> _RECORD EXCERPTS_
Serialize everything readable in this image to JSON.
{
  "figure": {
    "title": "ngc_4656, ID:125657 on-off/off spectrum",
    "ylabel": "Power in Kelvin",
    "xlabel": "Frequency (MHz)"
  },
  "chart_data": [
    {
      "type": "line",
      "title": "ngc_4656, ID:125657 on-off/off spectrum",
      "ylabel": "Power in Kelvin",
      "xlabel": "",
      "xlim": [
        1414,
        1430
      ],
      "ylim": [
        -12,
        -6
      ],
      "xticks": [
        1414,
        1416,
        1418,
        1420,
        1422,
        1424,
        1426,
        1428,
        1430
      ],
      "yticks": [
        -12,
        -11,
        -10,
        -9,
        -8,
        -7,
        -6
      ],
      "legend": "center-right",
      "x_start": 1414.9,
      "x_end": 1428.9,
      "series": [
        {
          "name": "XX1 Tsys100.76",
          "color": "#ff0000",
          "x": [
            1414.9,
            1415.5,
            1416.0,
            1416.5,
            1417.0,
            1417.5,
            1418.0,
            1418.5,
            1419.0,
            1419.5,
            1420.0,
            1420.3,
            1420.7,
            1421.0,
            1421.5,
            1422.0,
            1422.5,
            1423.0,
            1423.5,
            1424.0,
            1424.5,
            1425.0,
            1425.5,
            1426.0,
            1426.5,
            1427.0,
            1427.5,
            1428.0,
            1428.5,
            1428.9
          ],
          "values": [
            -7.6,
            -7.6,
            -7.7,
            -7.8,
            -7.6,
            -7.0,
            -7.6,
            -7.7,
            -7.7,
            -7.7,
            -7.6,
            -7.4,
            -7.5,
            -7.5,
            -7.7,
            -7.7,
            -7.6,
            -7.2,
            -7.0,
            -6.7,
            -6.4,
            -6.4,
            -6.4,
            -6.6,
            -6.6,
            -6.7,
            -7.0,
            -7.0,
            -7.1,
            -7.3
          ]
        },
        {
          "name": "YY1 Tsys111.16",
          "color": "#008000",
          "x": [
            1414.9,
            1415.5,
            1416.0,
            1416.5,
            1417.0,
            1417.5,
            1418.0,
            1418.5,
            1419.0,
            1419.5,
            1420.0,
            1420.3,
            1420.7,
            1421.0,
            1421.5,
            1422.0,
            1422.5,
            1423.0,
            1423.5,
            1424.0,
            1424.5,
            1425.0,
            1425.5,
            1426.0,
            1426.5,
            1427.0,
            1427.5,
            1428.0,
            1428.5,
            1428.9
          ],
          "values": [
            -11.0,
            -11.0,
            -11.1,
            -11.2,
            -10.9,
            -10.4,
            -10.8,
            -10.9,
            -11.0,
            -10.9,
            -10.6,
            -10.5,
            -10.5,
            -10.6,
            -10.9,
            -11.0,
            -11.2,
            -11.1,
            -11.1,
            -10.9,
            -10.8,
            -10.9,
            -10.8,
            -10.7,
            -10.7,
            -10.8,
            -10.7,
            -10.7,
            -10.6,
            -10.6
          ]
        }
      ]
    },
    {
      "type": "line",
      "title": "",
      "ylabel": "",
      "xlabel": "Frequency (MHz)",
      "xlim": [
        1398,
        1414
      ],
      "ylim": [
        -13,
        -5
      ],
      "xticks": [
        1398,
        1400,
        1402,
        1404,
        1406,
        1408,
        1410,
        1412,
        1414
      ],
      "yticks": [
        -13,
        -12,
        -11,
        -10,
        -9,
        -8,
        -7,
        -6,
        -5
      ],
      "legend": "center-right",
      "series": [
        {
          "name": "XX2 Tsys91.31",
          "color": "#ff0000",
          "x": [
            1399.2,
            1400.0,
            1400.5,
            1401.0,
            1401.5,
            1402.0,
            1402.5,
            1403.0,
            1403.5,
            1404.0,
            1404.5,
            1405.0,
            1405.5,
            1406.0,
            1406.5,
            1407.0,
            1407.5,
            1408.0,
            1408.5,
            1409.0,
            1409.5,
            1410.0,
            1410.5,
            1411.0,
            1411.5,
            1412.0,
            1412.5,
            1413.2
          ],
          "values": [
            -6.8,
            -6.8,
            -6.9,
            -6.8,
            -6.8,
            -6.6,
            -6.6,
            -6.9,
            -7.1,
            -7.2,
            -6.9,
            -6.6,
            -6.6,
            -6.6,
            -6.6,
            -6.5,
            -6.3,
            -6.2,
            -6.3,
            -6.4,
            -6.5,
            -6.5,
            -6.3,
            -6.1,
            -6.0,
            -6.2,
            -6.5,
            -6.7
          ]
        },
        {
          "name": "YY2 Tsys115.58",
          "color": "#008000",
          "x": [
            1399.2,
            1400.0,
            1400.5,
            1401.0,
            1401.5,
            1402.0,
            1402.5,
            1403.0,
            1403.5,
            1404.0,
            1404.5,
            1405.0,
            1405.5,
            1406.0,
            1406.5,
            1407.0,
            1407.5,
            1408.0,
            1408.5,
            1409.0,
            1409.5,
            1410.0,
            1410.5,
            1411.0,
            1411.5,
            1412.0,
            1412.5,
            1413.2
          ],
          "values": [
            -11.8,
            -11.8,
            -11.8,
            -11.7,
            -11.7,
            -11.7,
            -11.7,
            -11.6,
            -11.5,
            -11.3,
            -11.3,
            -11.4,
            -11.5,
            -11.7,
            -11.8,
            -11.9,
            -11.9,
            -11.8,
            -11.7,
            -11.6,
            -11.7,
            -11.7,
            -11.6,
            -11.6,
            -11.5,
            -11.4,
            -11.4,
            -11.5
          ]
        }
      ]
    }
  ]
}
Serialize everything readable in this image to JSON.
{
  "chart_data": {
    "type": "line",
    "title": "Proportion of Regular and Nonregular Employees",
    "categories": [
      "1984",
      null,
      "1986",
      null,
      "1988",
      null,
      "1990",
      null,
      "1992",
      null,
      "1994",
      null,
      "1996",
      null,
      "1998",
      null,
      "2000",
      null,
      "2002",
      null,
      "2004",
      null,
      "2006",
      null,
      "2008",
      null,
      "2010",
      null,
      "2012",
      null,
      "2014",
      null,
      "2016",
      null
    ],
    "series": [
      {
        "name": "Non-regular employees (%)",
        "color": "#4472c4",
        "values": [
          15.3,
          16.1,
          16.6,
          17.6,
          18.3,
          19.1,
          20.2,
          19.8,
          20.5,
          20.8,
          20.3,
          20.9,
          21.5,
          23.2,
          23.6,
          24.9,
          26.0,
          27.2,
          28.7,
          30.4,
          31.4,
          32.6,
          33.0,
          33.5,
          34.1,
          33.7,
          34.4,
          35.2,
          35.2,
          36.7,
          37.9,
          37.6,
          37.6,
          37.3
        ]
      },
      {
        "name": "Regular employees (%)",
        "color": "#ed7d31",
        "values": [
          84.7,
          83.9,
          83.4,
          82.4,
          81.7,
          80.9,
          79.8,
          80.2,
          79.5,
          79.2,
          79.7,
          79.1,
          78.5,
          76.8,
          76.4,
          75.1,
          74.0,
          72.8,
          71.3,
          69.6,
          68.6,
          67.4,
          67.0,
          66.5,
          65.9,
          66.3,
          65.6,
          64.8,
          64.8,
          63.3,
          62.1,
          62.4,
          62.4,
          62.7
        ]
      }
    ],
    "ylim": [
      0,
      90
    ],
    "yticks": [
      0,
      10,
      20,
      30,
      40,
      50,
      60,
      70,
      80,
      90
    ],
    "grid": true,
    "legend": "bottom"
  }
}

> _WORK TO BE COMPLETED_
From the records above, extract every entry exactly as given.

> _SOLUTION_
Serialize everything readable in this image to JSON.
{
  "figure": {
    "title": "ngc_4656, ID:125657 on-off/off spectrum",
    "ylabel": "Power in Kelvin",
    "xlabel": "Frequency (MHz)"
  },
  "chart_data": [
    {
      "type": "line",
      "title": "ngc_4656, ID:125657 on-off/off spectrum",
      "ylabel": "Power in Kelvin",
      "xlabel": "",
      "xlim": [
        1414,
        1430
      ],
      "ylim": [
        -12,
        -6
      ],
      "xticks": [
        1414,
        1416,
        1418,
        1420,
        1422,
        1424,
        1426,
        1428,
        1430
      ],
      "yticks": [
        -12,
        -11,
        -10,
        -9,
        -8,
        -7,
        -6
      ],
      "legend": "center-right",
      "x_start": 1414.9,
      "x_end": 1428.9,
      "series": [
        {
          "name": "XX1 Tsys100.76",
          "color": "#ff0000",
          "x": [
            1414.9,
            1415.5,
            1416.0,
            1416.5,
            1417.0,
            1417.5,
            1418.0,
            1418.5,
            1419.0,
            1419.5,
            1420.0,
            1420.3,
            1420.7,
            1421.0,
            1421.5,
            1422.0,
            1422.5,
            1423.0,
            1423.5,
            1424.0,
            1424.5,
            1425.0,
            1425.5,
            1426.0,
            1426.5,
            1427.0,
            1427.5,
            1428.0,
            1428.5,
            1428.9
          ],
          "values": [
            -7.6,
            -7.6,
            -7.7,
            -7.8,
            -7.6,
            -7.0,
            -7.6,
            -7.7,
            -7.7,
            -7.7,
            -7.6,
            -7.4,
            -7.5,
            -7.5,
            -7.7,
            -7.7,
            -7.6,
            -7.2,
            -7.0,
            -6.7,
            -6.4,
            -6.4,
            -6.4,
            -6.6,
            -6.6,
            -6.7,
            -7.0,
            -7.0,
            -7.1,
            -7.3
          ]
        },
        {
          "name": "YY1 Tsys111.16",
          "color": "#008000",
          "x": [
            1414.9,
            1415.5,
            1416.0,
            1416.5,
            1417.0,
            1417.5,
            1418.0,
            1418.5,
            1419.0,
            1419.5,
            1420.0,
            1420.3,
            1420.7,
            1421.0,
            1421.5,
            1422.0,
            1422.5,
            1423.0,
            1423.5,
            1424.0,
            1424.5,
            1425.0,
            1425.5,
            1426.0,
            1426.5,
            1427.0,
            1427.5,
            1428.0,
            1428.5,
            1428.9
          ],
          "values": [
            -11.0,
            -11.0,
            -11.1,
            -11.2,
            -10.9,
            -10.4,
            -10.8,
            -10.9,
            -11.0,
            -10.9,
            -10.6,
            -10.5,
            -10.5,
            -10.6,
            -10.9,
            -11.0,
            -11.2,
            -11.1,
            -11.1,
            -10.9,
            -10.8,
            -10.9,
            -10.8,
            -10.7,
            -10.7,
            -10.8,
            -10.7,
            -10.7,
            -10.6,
            -10.6
          ]
        }
      ]
    },
    {
      "type": "line",
      "title": "",
      "ylabel": "",
      "xlabel": "Frequency (MHz)",
      "xlim": [
        1398,
        1414
      ],
      "ylim": [
        -13,
        -5
      ],
      "xticks": [
        1398,
        1400,
        1402,
        1404,
        1406,
        1408,
        1410,
        1412,
        1414
      ],
      "yticks": [
        -13,
        -12,
        -11,
        -10,
        -9,
        -8,
        -7,
        -6,
        -5
      ],
      "legend": "center-right",
      "series": [
        {
          "name": "XX2 Tsys91.31",
          "color": "#ff0000",
          "x": [
            1399.2,
            1400.0,
            1400.5,
            1401.0,
            1401.5,
            1402.0,
            1402.5,
            1403.0,
            1403.5,
            1404.0,
            1404.5,
            1405.0,
            1405.5,
            1406.0,
            1406.5,
            1407.0,
            1407.5,
            1408.0,
            1408.5,
            1409.0,
            1409.5,
            1410.0,
            1410.5,
            1411.0,
            1411.5,
            1412.0,
            1412.5,
            1413.2
          ],
          "values": [
            -6.8,
            -6.8,
            -6.9,
            -6.8,
            -6.8,
            -6.6,
            -6.6,
            -6.9,
            -7.1,
            -7.2,
            -6.9,
            -6.6,
            -6.6,
            -6.6,
            -6.6,
            -6.5,
            -6.3,
            -6.2,
            -6.3,
            -6.4,
            -6.5,
            -6.5,
            -6.3,
            -6.1,
            -6.0,
            -6.2,
            -6.5,
            -6.7
          ]
        },
        {
          "name": "YY2 Tsys115.58",
          "color": "#008000",
          "x": [
            1399.2,
            1400.0,
            1400.5,
            1401.0,
            1401.5,
            1402.0,
            1402.5,
            1403.0,
            1403.5,
            1404.0,
            1404.5,
            1405.0,
            1405.5,
            1406.0,
            1406.5,
            1407.0,
            1407.5,
            1408.0,
            1408.5,
            1409.0,
            1409.5,
            1410.0,
            1410.5,
            1411.0,
            1411.5,
            1412.0,
            1412.5,
            1413.2
          ],
          "values": [
            -11.8,
            -11.8,
            -11.8,
            -11.7,
            -11.7,
            -11.7,
            -11.7,
            -11.6,
            -11.5,
            -11.3,
            -11.3,
            -11.4,
            -11.5,
            -11.7,
            -11.8,
            -11.9,
            -11.9,
            -11.8,
            -11.7,
            -11.6,
            -11.7,
            -11.7,
            -11.6,
            -11.6,
            -11.5,
            -11.4,
            -11.4,
            -11.5
          ]
        }
      ]
    }
  ]
}
Serialize everything readable in this image to JSON.
{
  "chart_data": {
    "type": "line",
    "title": "Proportion of Regular and Nonregular Employees",
    "categories": [
      "1984",
      null,
      "1986",
      null,
      "1988",
      null,
      "1990",
      null,
      "1992",
      null,
      "1994",
      null,
      "1996",
      null,
      "1998",
      null,
      "2000",
      null,
      "2002",
      null,
      "2004",
      null,
      "2006",
      null,
      "2008",
      null,
      "2010",
      null,
      "2012",
      null,
      "2014",
      null,
      "2016",
      null
    ],
    "series": [
      {
        "name": "Non-regular employees (%)",
        "color": "#4472c4",
        "values": [
          15.3,
          16.1,
          16.6,
          17.6,
          18.3,
          19.1,
          20.2,
          19.8,
          20.5,
          20.8,
          20.3,
          20.9,
          21.5,
          23.2,
          23.6,
          24.9,
          26.0,
          27.2,
          28.7,
          30.4,
          31.4,
          32.6,
          33.0,
          33.5,
          34.1,
          33.7,
          34.4,
          35.2,
          35.2,
          36.7,
          37.9,
          37.6,
          37.6,
          37.3
        ]
      },
      {
        "name": "Regular employees (%)",
        "color": "#ed7d31",
        "values": [
          84.7,
          83.9,
          83.4,
          82.4,
          81.7,
          80.9,
          79.8,
          80.2,
          79.5,
          79.2,
          79.7,
          79.1,
          78.5,
          76.8,
          76.4,
          75.1,
          74.0,
          72.8,
          71.3,
          69.6,
          68.6,
          67.4,
          67.0,
          66.5,
          65.9,
          66.3,
          65.6,
          64.8,
          64.8,
          63.3,
          62.1,
          62.4,
          62.4,
          62.7
        ]
      }
    ],
    "ylim": [
      0,
      90
    ],
    "yticks": [
      0,
      10,
      20,
      30,
      40,
      50,
      60,
      70,
      80,
      90
    ],
    "grid": true,
    "legend": "bottom"
  }
}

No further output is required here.